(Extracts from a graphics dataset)
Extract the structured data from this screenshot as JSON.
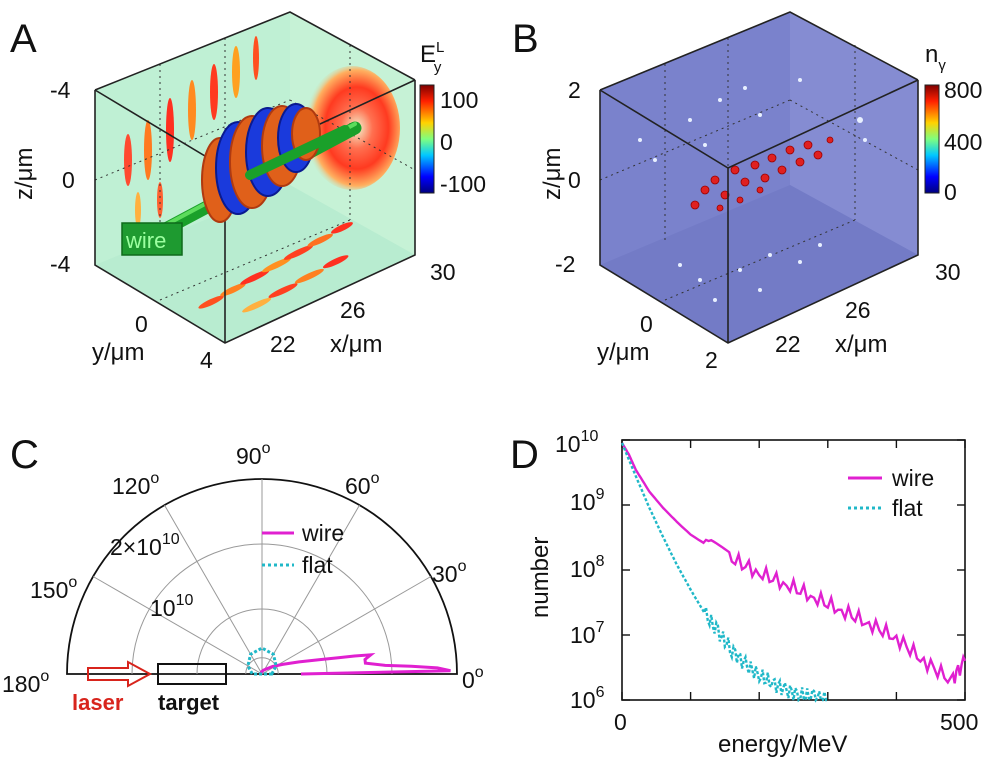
{
  "panels": {
    "A": {
      "label": "A",
      "z_ticks": [
        "-4",
        "0",
        "-4"
      ],
      "y_ticks": [
        "0",
        "4"
      ],
      "x_ticks": [
        "22",
        "26",
        "30"
      ],
      "z_label": "z/μm",
      "y_label": "y/μm",
      "x_label": "x/μm",
      "wire_tag": "wire",
      "colorbar": {
        "title_main": "E",
        "title_sub": "y",
        "title_sup": "L",
        "ticks": [
          "100",
          "0",
          "-100"
        ]
      }
    },
    "B": {
      "label": "B",
      "z_ticks": [
        "2",
        "0",
        "-2"
      ],
      "y_ticks": [
        "0",
        "2"
      ],
      "x_ticks": [
        "22",
        "26",
        "30"
      ],
      "z_label": "z/μm",
      "y_label": "y/μm",
      "x_label": "x/μm",
      "colorbar": {
        "title_main": "n",
        "title_sub": "γ",
        "ticks": [
          "800",
          "400",
          "0"
        ]
      }
    },
    "C": {
      "label": "C",
      "angle_labels": [
        {
          "base": "180",
          "sup": "o"
        },
        {
          "base": "150",
          "sup": "o"
        },
        {
          "base": "120",
          "sup": "o"
        },
        {
          "base": "90",
          "sup": "o"
        },
        {
          "base": "60",
          "sup": "o"
        },
        {
          "base": "30",
          "sup": "o"
        },
        {
          "base": "0",
          "sup": "o"
        }
      ],
      "radial_labels": [
        {
          "base": "10",
          "sup": "10"
        },
        {
          "base": "2×10",
          "sup": "10"
        }
      ],
      "laser_label": "laser",
      "target_label": "target"
    },
    "D": {
      "label": "D",
      "xlabel": "energy/MeV",
      "ylabel": "number",
      "x_ticks": [
        "0",
        "500"
      ],
      "y_ticks": [
        {
          "base": "10",
          "sup": "10"
        },
        {
          "base": "10",
          "sup": "9"
        },
        {
          "base": "10",
          "sup": "8"
        },
        {
          "base": "10",
          "sup": "7"
        },
        {
          "base": "10",
          "sup": "6"
        }
      ]
    }
  },
  "chart_data": [
    {
      "type": "polar",
      "panel": "C",
      "title": "",
      "angular_range_deg": [
        0,
        180
      ],
      "radial_max": 30000000000.0,
      "series": [
        {
          "name": "wire",
          "color": "#e020d0",
          "theta_deg": [
            0,
            1,
            2,
            3,
            4,
            6,
            8,
            10,
            11,
            12,
            14,
            18,
            25,
            35,
            50,
            70,
            90,
            110,
            140,
            180
          ],
          "r": [
            6000000000.0,
            29000000000.0,
            27000000000.0,
            23000000000.0,
            19000000000.0,
            16000000000.0,
            16000000000.0,
            17000000000.0,
            14500000000.0,
            12000000000.0,
            9000000000.0,
            6000000000.0,
            3500000000.0,
            2000000000.0,
            1000000000.0,
            600000000.0,
            400000000.0,
            300000000.0,
            200000000.0,
            200000000.0
          ]
        },
        {
          "name": "flat",
          "color": "#20b8c8",
          "theta_deg": [
            0,
            30,
            60,
            90,
            120,
            150,
            180
          ],
          "r": [
            1500000000.0,
            2500000000.0,
            3500000000.0,
            4000000000.0,
            3500000000.0,
            2500000000.0,
            1500000000.0
          ]
        }
      ],
      "legend": [
        "wire",
        "flat"
      ]
    },
    {
      "type": "line",
      "panel": "D",
      "xlabel": "energy/MeV",
      "ylabel": "number",
      "xlim": [
        0,
        500
      ],
      "ylim": [
        1000000.0,
        10000000000.0
      ],
      "yscale": "log",
      "series": [
        {
          "name": "wire",
          "color": "#e020d0",
          "x": [
            0,
            10,
            20,
            40,
            60,
            80,
            100,
            130,
            160,
            200,
            240,
            280,
            320,
            360,
            400,
            440,
            480,
            500
          ],
          "y": [
            9000000000.0,
            6000000000.0,
            3500000000.0,
            1600000000.0,
            900000000.0,
            550000000.0,
            350000000.0,
            220000000.0,
            150000000.0,
            90000000.0,
            60000000.0,
            38000000.0,
            24000000.0,
            15000000.0,
            9000000.0,
            4000000.0,
            2000000.0,
            4000000.0
          ]
        },
        {
          "name": "flat",
          "color": "#20b8c8",
          "x": [
            0,
            10,
            20,
            40,
            60,
            80,
            100,
            120,
            140,
            160,
            180,
            200,
            220,
            240,
            260,
            280,
            300
          ],
          "y": [
            9000000000.0,
            5000000000.0,
            2800000000.0,
            900000000.0,
            320000000.0,
            120000000.0,
            50000000.0,
            22000000.0,
            11000000.0,
            6000000.0,
            3500000.0,
            2400000.0,
            1800000.0,
            1400000.0,
            1200000.0,
            1100000.0,
            1000000.0
          ]
        }
      ],
      "legend": [
        "wire",
        "flat"
      ]
    }
  ]
}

§ **Task statement**: Quote every record above exactly, leaving out any pictures.

§ **Answer for this exercise**:
Extract the structured data from this screenshot as JSON.
{
  "panels": {
    "A": {
      "label": "A",
      "z_ticks": [
        "-4",
        "0",
        "-4"
      ],
      "y_ticks": [
        "0",
        "4"
      ],
      "x_ticks": [
        "22",
        "26",
        "30"
      ],
      "z_label": "z/μm",
      "y_label": "y/μm",
      "x_label": "x/μm",
      "wire_tag": "wire",
      "colorbar": {
        "title_main": "E",
        "title_sub": "y",
        "title_sup": "L",
        "ticks": [
          "100",
          "0",
          "-100"
        ]
      }
    },
    "B": {
      "label": "B",
      "z_ticks": [
        "2",
        "0",
        "-2"
      ],
      "y_ticks": [
        "0",
        "2"
      ],
      "x_ticks": [
        "22",
        "26",
        "30"
      ],
      "z_label": "z/μm",
      "y_label": "y/μm",
      "x_label": "x/μm",
      "colorbar": {
        "title_main": "n",
        "title_sub": "γ",
        "ticks": [
          "800",
          "400",
          "0"
        ]
      }
    },
    "C": {
      "label": "C",
      "angle_labels": [
        {
          "base": "180",
          "sup": "o"
        },
        {
          "base": "150",
          "sup": "o"
        },
        {
          "base": "120",
          "sup": "o"
        },
        {
          "base": "90",
          "sup": "o"
        },
        {
          "base": "60",
          "sup": "o"
        },
        {
          "base": "30",
          "sup": "o"
        },
        {
          "base": "0",
          "sup": "o"
        }
      ],
      "radial_labels": [
        {
          "base": "10",
          "sup": "10"
        },
        {
          "base": "2×10",
          "sup": "10"
        }
      ],
      "laser_label": "laser",
      "target_label": "target"
    },
    "D": {
      "label": "D",
      "xlabel": "energy/MeV",
      "ylabel": "number",
      "x_ticks": [
        "0",
        "500"
      ],
      "y_ticks": [
        {
          "base": "10",
          "sup": "10"
        },
        {
          "base": "10",
          "sup": "9"
        },
        {
          "base": "10",
          "sup": "8"
        },
        {
          "base": "10",
          "sup": "7"
        },
        {
          "base": "10",
          "sup": "6"
        }
      ]
    }
  },
  "chart_data": [
    {
      "type": "polar",
      "panel": "C",
      "title": "",
      "angular_range_deg": [
        0,
        180
      ],
      "radial_max": 30000000000.0,
      "series": [
        {
          "name": "wire",
          "color": "#e020d0",
          "theta_deg": [
            0,
            1,
            2,
            3,
            4,
            6,
            8,
            10,
            11,
            12,
            14,
            18,
            25,
            35,
            50,
            70,
            90,
            110,
            140,
            180
          ],
          "r": [
            6000000000.0,
            29000000000.0,
            27000000000.0,
            23000000000.0,
            19000000000.0,
            16000000000.0,
            16000000000.0,
            17000000000.0,
            14500000000.0,
            12000000000.0,
            9000000000.0,
            6000000000.0,
            3500000000.0,
            2000000000.0,
            1000000000.0,
            600000000.0,
            400000000.0,
            300000000.0,
            200000000.0,
            200000000.0
          ]
        },
        {
          "name": "flat",
          "color": "#20b8c8",
          "theta_deg": [
            0,
            30,
            60,
            90,
            120,
            150,
            180
          ],
          "r": [
            1500000000.0,
            2500000000.0,
            3500000000.0,
            4000000000.0,
            3500000000.0,
            2500000000.0,
            1500000000.0
          ]
        }
      ],
      "legend": [
        "wire",
        "flat"
      ]
    },
    {
      "type": "line",
      "panel": "D",
      "xlabel": "energy/MeV",
      "ylabel": "number",
      "xlim": [
        0,
        500
      ],
      "ylim": [
        1000000.0,
        10000000000.0
      ],
      "yscale": "log",
      "series": [
        {
          "name": "wire",
          "color": "#e020d0",
          "x": [
            0,
            10,
            20,
            40,
            60,
            80,
            100,
            130,
            160,
            200,
            240,
            280,
            320,
            360,
            400,
            440,
            480,
            500
          ],
          "y": [
            9000000000.0,
            6000000000.0,
            3500000000.0,
            1600000000.0,
            900000000.0,
            550000000.0,
            350000000.0,
            220000000.0,
            150000000.0,
            90000000.0,
            60000000.0,
            38000000.0,
            24000000.0,
            15000000.0,
            9000000.0,
            4000000.0,
            2000000.0,
            4000000.0
          ]
        },
        {
          "name": "flat",
          "color": "#20b8c8",
          "x": [
            0,
            10,
            20,
            40,
            60,
            80,
            100,
            120,
            140,
            160,
            180,
            200,
            220,
            240,
            260,
            280,
            300
          ],
          "y": [
            9000000000.0,
            5000000000.0,
            2800000000.0,
            900000000.0,
            320000000.0,
            120000000.0,
            50000000.0,
            22000000.0,
            11000000.0,
            6000000.0,
            3500000.0,
            2400000.0,
            1800000.0,
            1400000.0,
            1200000.0,
            1100000.0,
            1000000.0
          ]
        }
      ],
      "legend": [
        "wire",
        "flat"
      ]
    }
  ]
}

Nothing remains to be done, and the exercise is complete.